- [BRIEF]
What follows is a listing to be transcribed exactly.

+++

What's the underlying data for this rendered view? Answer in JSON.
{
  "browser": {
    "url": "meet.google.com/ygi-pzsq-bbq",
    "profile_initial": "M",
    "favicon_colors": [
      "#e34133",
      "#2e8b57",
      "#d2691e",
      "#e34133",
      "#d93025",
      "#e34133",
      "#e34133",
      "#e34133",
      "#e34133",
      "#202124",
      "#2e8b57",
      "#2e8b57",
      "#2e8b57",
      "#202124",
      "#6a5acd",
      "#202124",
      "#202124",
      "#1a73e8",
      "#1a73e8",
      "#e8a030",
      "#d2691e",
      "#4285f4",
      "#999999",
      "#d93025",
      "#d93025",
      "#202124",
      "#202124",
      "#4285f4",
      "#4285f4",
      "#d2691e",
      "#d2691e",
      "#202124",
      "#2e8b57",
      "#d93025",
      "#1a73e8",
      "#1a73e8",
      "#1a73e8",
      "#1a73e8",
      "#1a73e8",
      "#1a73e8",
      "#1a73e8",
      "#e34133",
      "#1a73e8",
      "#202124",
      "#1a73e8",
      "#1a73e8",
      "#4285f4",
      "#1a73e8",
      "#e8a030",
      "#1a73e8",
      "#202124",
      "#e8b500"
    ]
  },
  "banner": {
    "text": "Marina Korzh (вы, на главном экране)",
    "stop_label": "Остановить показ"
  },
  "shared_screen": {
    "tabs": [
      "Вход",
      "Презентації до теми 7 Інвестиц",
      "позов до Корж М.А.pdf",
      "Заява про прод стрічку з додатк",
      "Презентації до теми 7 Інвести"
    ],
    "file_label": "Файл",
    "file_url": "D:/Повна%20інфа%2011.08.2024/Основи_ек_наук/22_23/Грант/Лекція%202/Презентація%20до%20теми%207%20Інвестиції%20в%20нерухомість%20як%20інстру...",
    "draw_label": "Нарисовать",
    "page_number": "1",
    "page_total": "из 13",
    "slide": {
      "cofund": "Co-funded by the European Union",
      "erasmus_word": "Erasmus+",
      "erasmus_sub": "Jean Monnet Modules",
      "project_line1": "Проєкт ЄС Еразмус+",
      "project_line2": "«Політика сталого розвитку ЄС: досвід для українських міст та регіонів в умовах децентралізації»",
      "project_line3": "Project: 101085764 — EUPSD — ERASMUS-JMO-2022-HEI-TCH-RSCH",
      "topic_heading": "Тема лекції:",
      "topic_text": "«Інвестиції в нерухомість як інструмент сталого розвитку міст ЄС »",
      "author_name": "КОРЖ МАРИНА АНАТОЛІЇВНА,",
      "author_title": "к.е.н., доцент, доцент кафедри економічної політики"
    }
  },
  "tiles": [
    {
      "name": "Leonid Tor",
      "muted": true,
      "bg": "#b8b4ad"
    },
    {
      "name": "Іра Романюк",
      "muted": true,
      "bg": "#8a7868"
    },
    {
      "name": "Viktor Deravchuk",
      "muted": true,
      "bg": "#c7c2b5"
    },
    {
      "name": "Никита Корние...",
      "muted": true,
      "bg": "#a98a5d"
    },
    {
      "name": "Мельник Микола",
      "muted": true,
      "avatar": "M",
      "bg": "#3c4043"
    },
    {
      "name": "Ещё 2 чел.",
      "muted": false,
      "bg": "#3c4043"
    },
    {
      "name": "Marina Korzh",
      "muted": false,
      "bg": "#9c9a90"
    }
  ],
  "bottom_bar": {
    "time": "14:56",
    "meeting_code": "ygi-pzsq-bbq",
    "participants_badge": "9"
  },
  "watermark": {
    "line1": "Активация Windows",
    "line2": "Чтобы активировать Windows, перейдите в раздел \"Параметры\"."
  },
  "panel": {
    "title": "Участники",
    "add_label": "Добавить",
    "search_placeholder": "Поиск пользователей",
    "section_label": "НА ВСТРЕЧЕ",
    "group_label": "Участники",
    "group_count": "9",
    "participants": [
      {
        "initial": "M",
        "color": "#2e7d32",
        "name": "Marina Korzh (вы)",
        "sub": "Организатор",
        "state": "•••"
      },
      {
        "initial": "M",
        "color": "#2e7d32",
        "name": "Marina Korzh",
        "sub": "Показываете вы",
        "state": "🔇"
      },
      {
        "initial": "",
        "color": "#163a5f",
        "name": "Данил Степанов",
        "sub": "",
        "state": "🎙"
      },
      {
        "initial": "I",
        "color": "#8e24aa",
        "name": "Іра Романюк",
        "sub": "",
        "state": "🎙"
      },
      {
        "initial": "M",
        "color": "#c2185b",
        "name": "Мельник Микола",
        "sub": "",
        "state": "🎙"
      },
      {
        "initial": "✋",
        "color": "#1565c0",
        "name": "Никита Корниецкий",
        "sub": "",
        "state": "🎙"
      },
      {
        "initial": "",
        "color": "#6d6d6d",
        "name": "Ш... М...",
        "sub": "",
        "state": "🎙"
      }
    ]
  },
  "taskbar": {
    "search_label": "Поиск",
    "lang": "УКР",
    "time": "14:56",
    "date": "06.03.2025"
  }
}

+++

- [EXERCISE RESPONSE]
What's the underlying data for this rendered view? Answer in JSON.
{
  "browser": {
    "url": "meet.google.com/ygi-pzsq-bbq",
    "profile_initial": "M",
    "favicon_colors": [
      "#e34133",
      "#2e8b57",
      "#d2691e",
      "#e34133",
      "#d93025",
      "#e34133",
      "#e34133",
      "#e34133",
      "#e34133",
      "#202124",
      "#2e8b57",
      "#2e8b57",
      "#2e8b57",
      "#202124",
      "#6a5acd",
      "#202124",
      "#202124",
      "#1a73e8",
      "#1a73e8",
      "#e8a030",
      "#d2691e",
      "#4285f4",
      "#999999",
      "#d93025",
      "#d93025",
      "#202124",
      "#202124",
      "#4285f4",
      "#4285f4",
      "#d2691e",
      "#d2691e",
      "#202124",
      "#2e8b57",
      "#d93025",
      "#1a73e8",
      "#1a73e8",
      "#1a73e8",
      "#1a73e8",
      "#1a73e8",
      "#1a73e8",
      "#1a73e8",
      "#e34133",
      "#1a73e8",
      "#202124",
      "#1a73e8",
      "#1a73e8",
      "#4285f4",
      "#1a73e8",
      "#e8a030",
      "#1a73e8",
      "#202124",
      "#e8b500"
    ]
  },
  "banner": {
    "text": "Marina Korzh (вы, на главном экране)",
    "stop_label": "Остановить показ"
  },
  "shared_screen": {
    "tabs": [
      "Вход",
      "Презентації до теми 7 Інвестиц",
      "позов до Корж М.А.pdf",
      "Заява про прод стрічку з додатк",
      "Презентації до теми 7 Інвести"
    ],
    "file_label": "Файл",
    "file_url": "D:/Повна%20інфа%2011.08.2024/Основи_ек_наук/22_23/Грант/Лекція%202/Презентація%20до%20теми%207%20Інвестиції%20в%20нерухомість%20як%20інстру...",
    "draw_label": "Нарисовать",
    "page_number": "1",
    "page_total": "из 13",
    "slide": {
      "cofund": "Co-funded by the European Union",
      "erasmus_word": "Erasmus+",
      "erasmus_sub": "Jean Monnet Modules",
      "project_line1": "Проєкт ЄС Еразмус+",
      "project_line2": "«Політика сталого розвитку ЄС: досвід для українських міст та регіонів в умовах децентралізації»",
      "project_line3": "Project: 101085764 — EUPSD — ERASMUS-JMO-2022-HEI-TCH-RSCH",
      "topic_heading": "Тема лекції:",
      "topic_text": "«Інвестиції в нерухомість як інструмент сталого розвитку міст ЄС »",
      "author_name": "КОРЖ МАРИНА АНАТОЛІЇВНА,",
      "author_title": "к.е.н., доцент, доцент кафедри економічної політики"
    }
  },
  "tiles": [
    {
      "name": "Leonid Tor",
      "muted": true,
      "bg": "#b8b4ad"
    },
    {
      "name": "Іра Романюк",
      "muted": true,
      "bg": "#8a7868"
    },
    {
      "name": "Viktor Deravchuk",
      "muted": true,
      "bg": "#c7c2b5"
    },
    {
      "name": "Никита Корние...",
      "muted": true,
      "bg": "#a98a5d"
    },
    {
      "name": "Мельник Микола",
      "muted": true,
      "avatar": "M",
      "bg": "#3c4043"
    },
    {
      "name": "Ещё 2 чел.",
      "muted": false,
      "bg": "#3c4043"
    },
    {
      "name": "Marina Korzh",
      "muted": false,
      "bg": "#9c9a90"
    }
  ],
  "bottom_bar": {
    "time": "14:56",
    "meeting_code": "ygi-pzsq-bbq",
    "participants_badge": "9"
  },
  "watermark": {
    "line1": "Активация Windows",
    "line2": "Чтобы активировать Windows, перейдите в раздел \"Параметры\"."
  },
  "panel": {
    "title": "Участники",
    "add_label": "Добавить",
    "search_placeholder": "Поиск пользователей",
    "section_label": "НА ВСТРЕЧЕ",
    "group_label": "Участники",
    "group_count": "9",
    "participants": [
      {
        "initial": "M",
        "color": "#2e7d32",
        "name": "Marina Korzh (вы)",
        "sub": "Организатор",
        "state": "•••"
      },
      {
        "initial": "M",
        "color": "#2e7d32",
        "name": "Marina Korzh",
        "sub": "Показываете вы",
        "state": "🔇"
      },
      {
        "initial": "",
        "color": "#163a5f",
        "name": "Данил Степанов",
        "sub": "",
        "state": "🎙"
      },
      {
        "initial": "I",
        "color": "#8e24aa",
        "name": "Іра Романюк",
        "sub": "",
        "state": "🎙"
      },
      {
        "initial": "M",
        "color": "#c2185b",
        "name": "Мельник Микола",
        "sub": "",
        "state": "🎙"
      },
      {
        "initial": "✋",
        "color": "#1565c0",
        "name": "Никита Корниецкий",
        "sub": "",
        "state": "🎙"
      },
      {
        "initial": "",
        "color": "#6d6d6d",
        "name": "Ш... М...",
        "sub": "",
        "state": "🎙"
      }
    ]
  },
  "taskbar": {
    "search_label": "Поиск",
    "lang": "УКР",
    "time": "14:56",
    "date": "06.03.2025"
  }
}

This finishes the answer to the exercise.